[TASK INSTRUCTIONS]:
Omit every picture and return the rest of the data unaltered.

Collection entries
···
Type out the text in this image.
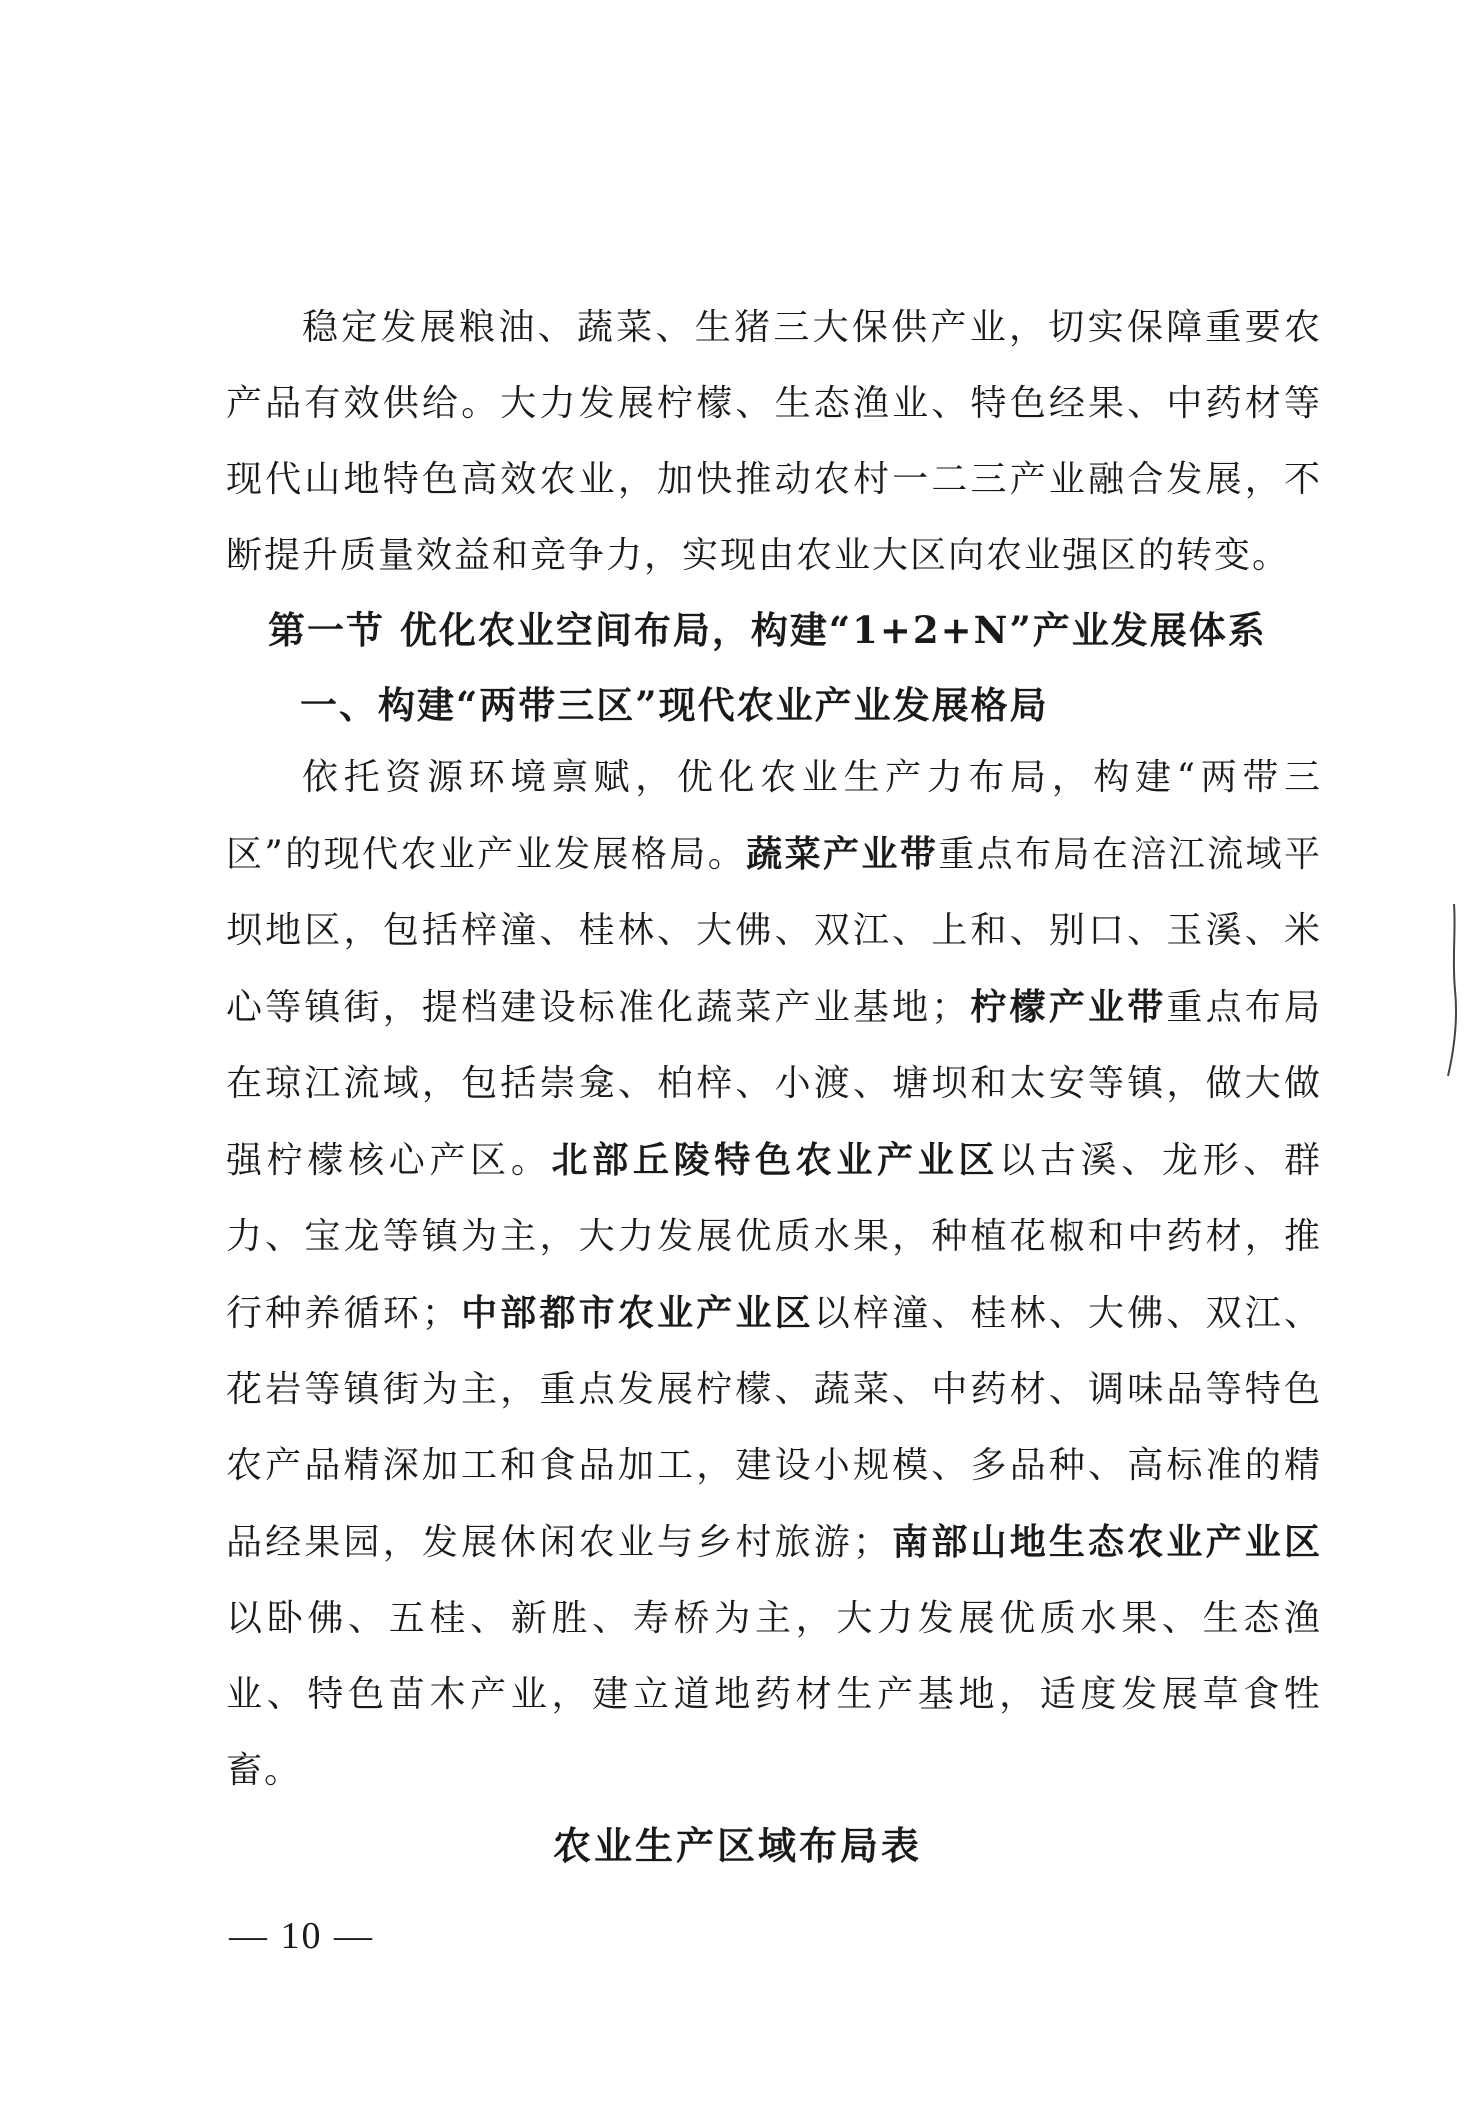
稳定发展粮油、蔬菜、生猪三大保供产业，切实保障重要农产品有效供给。大力发展柠檬、生态渔业、特色经果、中药材等现代山地特色高效农业，加快推动农村一二三产业融合发展，不断提升质量效益和竞争力，实现由农业大区向农业强区的转变。

第一节 优化农业空间布局，构建“1+2+N”产业发展体系
一、构建“两带三区”现代农业产业发展格局

依托资源环境禀赋，优化农业生产力布局，构建“两带三区”的现代农业产业发展格局。蔬菜产业带重点布局在涪江流域平坝地区，包括梓潼、桂林、大佛、双江、上和、别口、玉溪、米心等镇街，提档建设标准化蔬菜产业基地；柠檬产业带重点布局在琼江流域，包括崇龛、柏梓、小渡、塘坝和太安等镇，做大做强柠檬核心产区。北部丘陵特色农业产业区以古溪、龙形、群力、宝龙等镇为主，大力发展优质水果，种植花椒和中药材，推行种养循环；中部都市农业产业区以梓潼、桂林、大佛、双江、花岩等镇街为主，重点发展柠檬、蔬菜、中药材、调味品等特色农产品精深加工和食品加工，建设小规模、多品种、高标准的精品经果园，发展休闲农业与乡村旅游；南部山地生态农业产业区以卧佛、五桂、新胜、寿桥为主，大力发展优质水果、生态渔业、特色苗木产业，建立道地药材生产基地，适度发展草食牲畜。

农业生产区域布局表
— 10 —
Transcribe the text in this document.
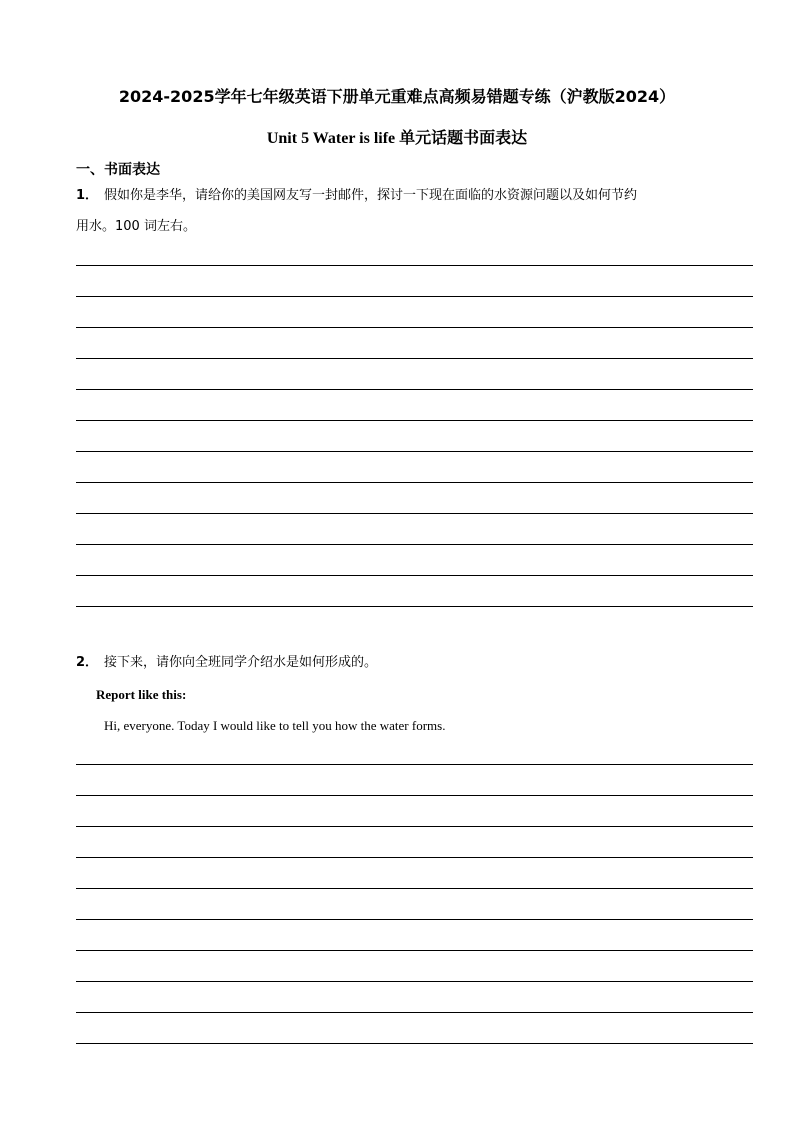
2024-2025学年七年级英语下册单元重难点高频易错题专练（沪教版2024）
Unit 5 Water is life 单元话题书面表达
一、书面表达
1． 假如你是李华，请给你的美国网友写一封邮件，探讨一下现在面临的水资源问题以及如何节约
用水。100 词左右。
2． 接下来，请你向全班同学介绍水是如何形成的。
Report like this:
Hi, everyone. Today I would like to tell you how the water forms.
···
[EXERCISE ANSWER]:
Type out the text in this image.
稳定发展粮油、蔬菜、生猪三大保供产业，切实保障重要农产品有效供给。大力发展柠檬、生态渔业、特色经果、中药材等现代山地特色高效农业，加快推动农村一二三产业融合发展，不断提升质量效益和竞争力，实现由农业大区向农业强区的转变。

第一节 优化农业空间布局，构建“1+2+N”产业发展体系
一、构建“两带三区”现代农业产业发展格局

依托资源环境禀赋，优化农业生产力布局，构建“两带三区”的现代农业产业发展格局。蔬菜产业带重点布局在涪江流域平坝地区，包括梓潼、桂林、大佛、双江、上和、别口、玉溪、米心等镇街，提档建设标准化蔬菜产业基地；柠檬产业带重点布局在琼江流域，包括崇龛、柏梓、小渡、塘坝和太安等镇，做大做强柠檬核心产区。北部丘陵特色农业产业区以古溪、龙形、群力、宝龙等镇为主，大力发展优质水果，种植花椒和中药材，推行种养循环；中部都市农业产业区以梓潼、桂林、大佛、双江、花岩等镇街为主，重点发展柠檬、蔬菜、中药材、调味品等特色农产品精深加工和食品加工，建设小规模、多品种、高标准的精品经果园，发展休闲农业与乡村旅游；南部山地生态农业产业区以卧佛、五桂、新胜、寿桥为主，大力发展优质水果、生态渔业、特色苗木产业，建立道地药材生产基地，适度发展草食牲畜。

农业生产区域布局表
— 10 —
Transcribe the text in this document.
2024-2025学年七年级英语下册单元重难点高频易错题专练（沪教版2024）
Unit 5 Water is life 单元话题书面表达
一、书面表达
1． 假如你是李华，请给你的美国网友写一封邮件，探讨一下现在面临的水资源问题以及如何节约
用水。100 词左右。
2． 接下来，请你向全班同学介绍水是如何形成的。
Report like this:
Hi, everyone. Today I would like to tell you how the water forms.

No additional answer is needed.